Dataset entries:
--------------------
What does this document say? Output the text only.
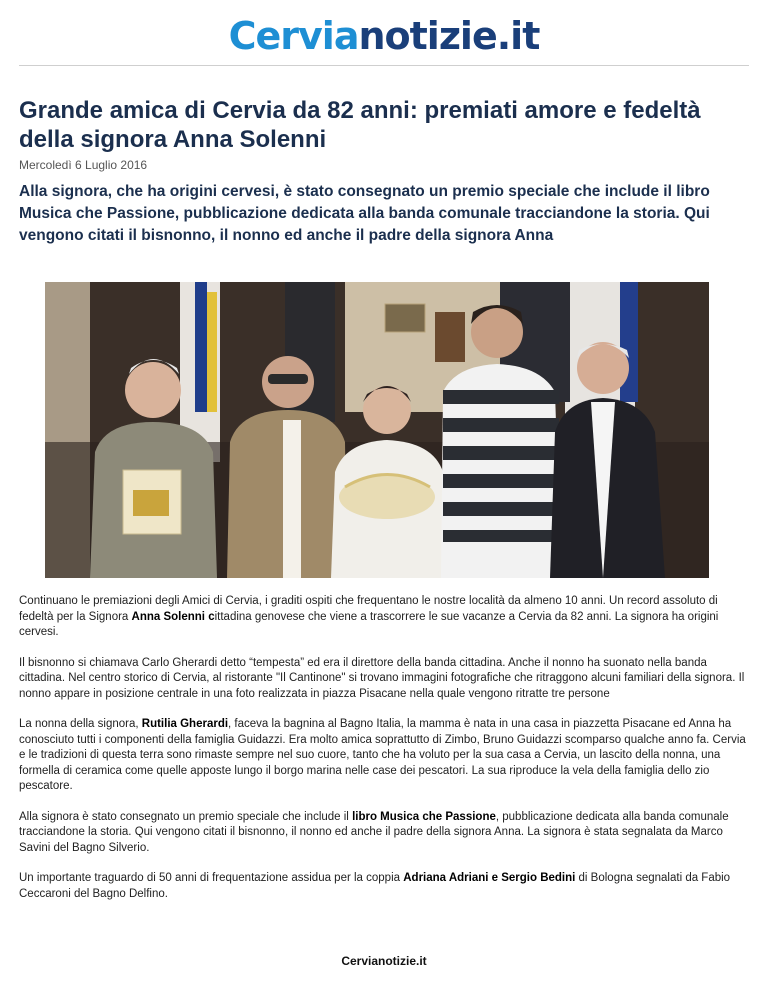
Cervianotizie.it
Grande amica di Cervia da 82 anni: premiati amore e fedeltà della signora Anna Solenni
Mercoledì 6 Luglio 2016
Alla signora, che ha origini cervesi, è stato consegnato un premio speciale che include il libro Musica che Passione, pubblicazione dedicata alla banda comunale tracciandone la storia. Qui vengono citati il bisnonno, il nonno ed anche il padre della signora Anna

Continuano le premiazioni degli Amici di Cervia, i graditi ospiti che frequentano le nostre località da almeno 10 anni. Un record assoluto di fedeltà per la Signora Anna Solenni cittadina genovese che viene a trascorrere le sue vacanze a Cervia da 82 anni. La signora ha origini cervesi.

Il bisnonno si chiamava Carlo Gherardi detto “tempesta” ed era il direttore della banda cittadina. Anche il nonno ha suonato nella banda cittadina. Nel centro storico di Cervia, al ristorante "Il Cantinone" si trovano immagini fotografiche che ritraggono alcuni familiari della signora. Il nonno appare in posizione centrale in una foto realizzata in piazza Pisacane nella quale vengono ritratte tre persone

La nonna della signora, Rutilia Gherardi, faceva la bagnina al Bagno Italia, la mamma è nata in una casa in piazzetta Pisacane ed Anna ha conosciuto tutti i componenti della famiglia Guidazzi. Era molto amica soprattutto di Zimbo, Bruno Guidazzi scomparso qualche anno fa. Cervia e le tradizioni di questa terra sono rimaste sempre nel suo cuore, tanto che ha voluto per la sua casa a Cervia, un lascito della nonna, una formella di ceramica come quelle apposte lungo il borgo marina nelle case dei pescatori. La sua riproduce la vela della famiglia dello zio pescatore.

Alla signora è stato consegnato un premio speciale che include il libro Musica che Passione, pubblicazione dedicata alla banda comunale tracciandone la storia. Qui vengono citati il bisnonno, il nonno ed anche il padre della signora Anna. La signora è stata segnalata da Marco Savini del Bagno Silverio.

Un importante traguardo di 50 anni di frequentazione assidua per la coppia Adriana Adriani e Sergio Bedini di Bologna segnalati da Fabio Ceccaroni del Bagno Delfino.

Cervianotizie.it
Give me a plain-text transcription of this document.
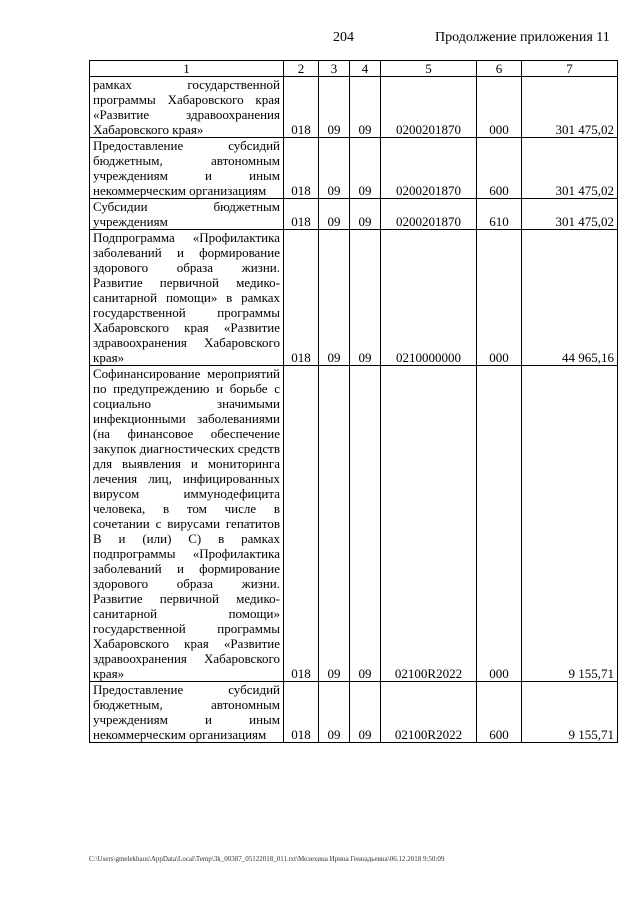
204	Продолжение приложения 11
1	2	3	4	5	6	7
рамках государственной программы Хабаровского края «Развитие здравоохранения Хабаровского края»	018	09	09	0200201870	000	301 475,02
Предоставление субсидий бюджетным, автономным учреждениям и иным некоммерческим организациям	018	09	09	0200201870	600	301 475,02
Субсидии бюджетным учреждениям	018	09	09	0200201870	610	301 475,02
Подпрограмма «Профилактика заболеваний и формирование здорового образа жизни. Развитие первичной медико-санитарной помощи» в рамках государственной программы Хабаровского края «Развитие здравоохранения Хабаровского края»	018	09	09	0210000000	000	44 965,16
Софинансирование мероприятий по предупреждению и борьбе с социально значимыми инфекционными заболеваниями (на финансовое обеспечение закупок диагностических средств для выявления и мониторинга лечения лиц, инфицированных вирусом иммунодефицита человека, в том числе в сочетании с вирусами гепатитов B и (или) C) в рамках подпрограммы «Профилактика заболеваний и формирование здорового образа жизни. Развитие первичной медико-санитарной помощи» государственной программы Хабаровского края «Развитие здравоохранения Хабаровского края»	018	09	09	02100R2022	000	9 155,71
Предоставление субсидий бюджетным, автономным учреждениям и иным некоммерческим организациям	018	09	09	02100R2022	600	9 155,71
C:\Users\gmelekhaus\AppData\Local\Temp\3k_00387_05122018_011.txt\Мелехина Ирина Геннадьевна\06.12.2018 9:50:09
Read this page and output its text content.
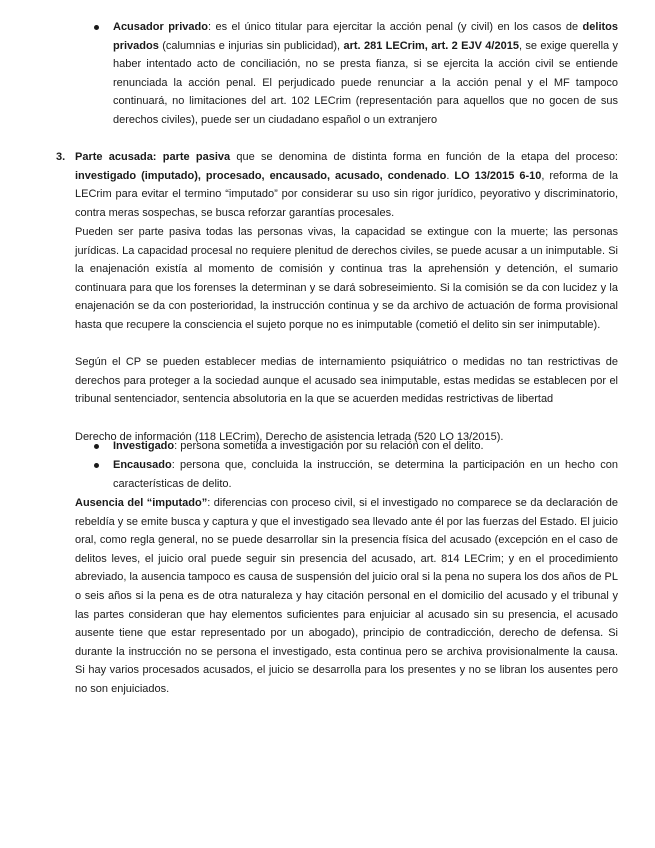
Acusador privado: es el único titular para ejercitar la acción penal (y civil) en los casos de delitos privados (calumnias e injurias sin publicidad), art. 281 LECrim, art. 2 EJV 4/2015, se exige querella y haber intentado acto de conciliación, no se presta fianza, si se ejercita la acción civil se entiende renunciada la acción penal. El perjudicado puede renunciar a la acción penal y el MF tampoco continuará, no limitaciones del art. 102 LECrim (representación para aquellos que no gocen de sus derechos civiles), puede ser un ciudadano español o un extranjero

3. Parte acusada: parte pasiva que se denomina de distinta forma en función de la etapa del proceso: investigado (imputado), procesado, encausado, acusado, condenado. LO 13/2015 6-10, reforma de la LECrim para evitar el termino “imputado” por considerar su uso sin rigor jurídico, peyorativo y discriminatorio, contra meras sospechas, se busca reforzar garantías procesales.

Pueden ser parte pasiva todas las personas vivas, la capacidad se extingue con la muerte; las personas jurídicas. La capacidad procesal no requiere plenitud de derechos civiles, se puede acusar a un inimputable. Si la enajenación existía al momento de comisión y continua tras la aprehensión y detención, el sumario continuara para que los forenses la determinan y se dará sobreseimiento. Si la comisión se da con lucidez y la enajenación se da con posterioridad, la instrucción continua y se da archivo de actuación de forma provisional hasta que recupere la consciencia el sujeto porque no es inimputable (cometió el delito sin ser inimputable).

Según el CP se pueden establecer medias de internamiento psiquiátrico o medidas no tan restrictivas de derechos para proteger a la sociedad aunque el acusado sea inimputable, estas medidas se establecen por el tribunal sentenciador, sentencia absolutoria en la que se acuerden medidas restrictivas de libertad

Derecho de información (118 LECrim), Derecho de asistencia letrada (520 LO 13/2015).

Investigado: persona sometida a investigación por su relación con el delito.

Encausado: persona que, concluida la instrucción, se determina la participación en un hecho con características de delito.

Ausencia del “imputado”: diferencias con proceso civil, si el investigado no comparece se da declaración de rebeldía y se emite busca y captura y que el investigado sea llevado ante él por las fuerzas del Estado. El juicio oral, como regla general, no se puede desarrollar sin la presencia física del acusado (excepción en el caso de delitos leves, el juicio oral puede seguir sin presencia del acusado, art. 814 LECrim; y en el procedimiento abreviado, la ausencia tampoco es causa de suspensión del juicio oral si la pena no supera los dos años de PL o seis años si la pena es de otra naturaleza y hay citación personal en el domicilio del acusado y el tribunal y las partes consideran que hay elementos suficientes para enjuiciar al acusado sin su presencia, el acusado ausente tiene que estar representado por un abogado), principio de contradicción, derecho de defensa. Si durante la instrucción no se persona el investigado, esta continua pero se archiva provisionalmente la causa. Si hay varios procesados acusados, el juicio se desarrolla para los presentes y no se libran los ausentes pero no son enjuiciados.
--------------------
Return the listing above in full and without alteration, excluding its pictures.

Solved exercise:
What does this document say? Output the text only.
Cervianotizie.it
Grande amica di Cervia da 82 anni: premiati amore e fedeltà della signora Anna Solenni
Mercoledì 6 Luglio 2016
Alla signora, che ha origini cervesi, è stato consegnato un premio speciale che include il libro Musica che Passione, pubblicazione dedicata alla banda comunale tracciandone la storia. Qui vengono citati il bisnonno, il nonno ed anche il padre della signora Anna

Continuano le premiazioni degli Amici di Cervia, i graditi ospiti che frequentano le nostre località da almeno 10 anni. Un record assoluto di fedeltà per la Signora Anna Solenni cittadina genovese che viene a trascorrere le sue vacanze a Cervia da 82 anni. La signora ha origini cervesi.

Il bisnonno si chiamava Carlo Gherardi detto “tempesta” ed era il direttore della banda cittadina. Anche il nonno ha suonato nella banda cittadina. Nel centro storico di Cervia, al ristorante "Il Cantinone" si trovano immagini fotografiche che ritraggono alcuni familiari della signora. Il nonno appare in posizione centrale in una foto realizzata in piazza Pisacane nella quale vengono ritratte tre persone

La nonna della signora, Rutilia Gherardi, faceva la bagnina al Bagno Italia, la mamma è nata in una casa in piazzetta Pisacane ed Anna ha conosciuto tutti i componenti della famiglia Guidazzi. Era molto amica soprattutto di Zimbo, Bruno Guidazzi scomparso qualche anno fa. Cervia e le tradizioni di questa terra sono rimaste sempre nel suo cuore, tanto che ha voluto per la sua casa a Cervia, un lascito della nonna, una formella di ceramica come quelle apposte lungo il borgo marina nelle case dei pescatori. La sua riproduce la vela della famiglia dello zio pescatore.

Alla signora è stato consegnato un premio speciale che include il libro Musica che Passione, pubblicazione dedicata alla banda comunale tracciandone la storia. Qui vengono citati il bisnonno, il nonno ed anche il padre della signora Anna. La signora è stata segnalata da Marco Savini del Bagno Silverio.

Un importante traguardo di 50 anni di frequentazione assidua per la coppia Adriana Adriani e Sergio Bedini di Bologna segnalati da Fabio Ceccaroni del Bagno Delfino.

Cervianotizie.it
Give me a plain-text transcription of this document.
204	Продолжение приложения 11
1	2	3	4	5	6	7
рамках государственной программы Хабаровского края «Развитие здравоохранения Хабаровского края»	018	09	09	0200201870	000	301 475,02
Предоставление субсидий бюджетным, автономным учреждениям и иным некоммерческим организациям	018	09	09	0200201870	600	301 475,02
Субсидии бюджетным учреждениям	018	09	09	0200201870	610	301 475,02
Подпрограмма «Профилактика заболеваний и формирование здорового образа жизни. Развитие первичной медико-санитарной помощи» в рамках государственной программы Хабаровского края «Развитие здравоохранения Хабаровского края»	018	09	09	0210000000	000	44 965,16
Софинансирование мероприятий по предупреждению и борьбе с социально значимыми инфекционными заболеваниями (на финансовое обеспечение закупок диагностических средств для выявления и мониторинга лечения лиц, инфицированных вирусом иммунодефицита человека, в том числе в сочетании с вирусами гепатитов B и (или) C) в рамках подпрограммы «Профилактика заболеваний и формирование здорового образа жизни. Развитие первичной медико-санитарной помощи» государственной программы Хабаровского края «Развитие здравоохранения Хабаровского края»	018	09	09	02100R2022	000	9 155,71
Предоставление субсидий бюджетным, автономным учреждениям и иным некоммерческим организациям	018	09	09	02100R2022	600	9 155,71
C:\Users\gmelekhaus\AppData\Local\Temp\3k_00387_05122018_011.txt\Мелехина Ирина Геннадьевна\06.12.2018 9:50:09
Read this page and output its text content.
Acusador privado: es el único titular para ejercitar la acción penal (y civil) en los casos de delitos privados (calumnias e injurias sin publicidad), art. 281 LECrim, art. 2 EJV 4/2015, se exige querella y haber intentado acto de conciliación, no se presta fianza, si se ejercita la acción civil se entiende renunciada la acción penal. El perjudicado puede renunciar a la acción penal y el MF tampoco continuará, no limitaciones del art. 102 LECrim (representación para aquellos que no gocen de sus derechos civiles), puede ser un ciudadano español o un extranjero

3. Parte acusada: parte pasiva que se denomina de distinta forma en función de la etapa del proceso: investigado (imputado), procesado, encausado, acusado, condenado. LO 13/2015 6-10, reforma de la LECrim para evitar el termino “imputado” por considerar su uso sin rigor jurídico, peyorativo y discriminatorio, contra meras sospechas, se busca reforzar garantías procesales.

Pueden ser parte pasiva todas las personas vivas, la capacidad se extingue con la muerte; las personas jurídicas. La capacidad procesal no requiere plenitud de derechos civiles, se puede acusar a un inimputable. Si la enajenación existía al momento de comisión y continua tras la aprehensión y detención, el sumario continuara para que los forenses la determinan y se dará sobreseimiento. Si la comisión se da con lucidez y la enajenación se da con posterioridad, la instrucción continua y se da archivo de actuación de forma provisional hasta que recupere la consciencia el sujeto porque no es inimputable (cometió el delito sin ser inimputable).

Según el CP se pueden establecer medias de internamiento psiquiátrico o medidas no tan restrictivas de derechos para proteger a la sociedad aunque el acusado sea inimputable, estas medidas se establecen por el tribunal sentenciador, sentencia absolutoria en la que se acuerden medidas restrictivas de libertad

Derecho de información (118 LECrim), Derecho de asistencia letrada (520 LO 13/2015).

Investigado: persona sometida a investigación por su relación con el delito.

Encausado: persona que, concluida la instrucción, se determina la participación en un hecho con características de delito.

Ausencia del “imputado”: diferencias con proceso civil, si el investigado no comparece se da declaración de rebeldía y se emite busca y captura y que el investigado sea llevado ante él por las fuerzas del Estado. El juicio oral, como regla general, no se puede desarrollar sin la presencia física del acusado (excepción en el caso de delitos leves, el juicio oral puede seguir sin presencia del acusado, art. 814 LECrim; y en el procedimiento abreviado, la ausencia tampoco es causa de suspensión del juicio oral si la pena no supera los dos años de PL o seis años si la pena es de otra naturaleza y hay citación personal en el domicilio del acusado y el tribunal y las partes consideran que hay elementos suficientes para enjuiciar al acusado sin su presencia, el acusado ausente tiene que estar representado por un abogado), principio de contradicción, derecho de defensa. Si durante la instrucción no se persona el investigado, esta continua pero se archiva provisionalmente la causa. Si hay varios procesados acusados, el juicio se desarrolla para los presentes y no se libran los ausentes pero no son enjuiciados.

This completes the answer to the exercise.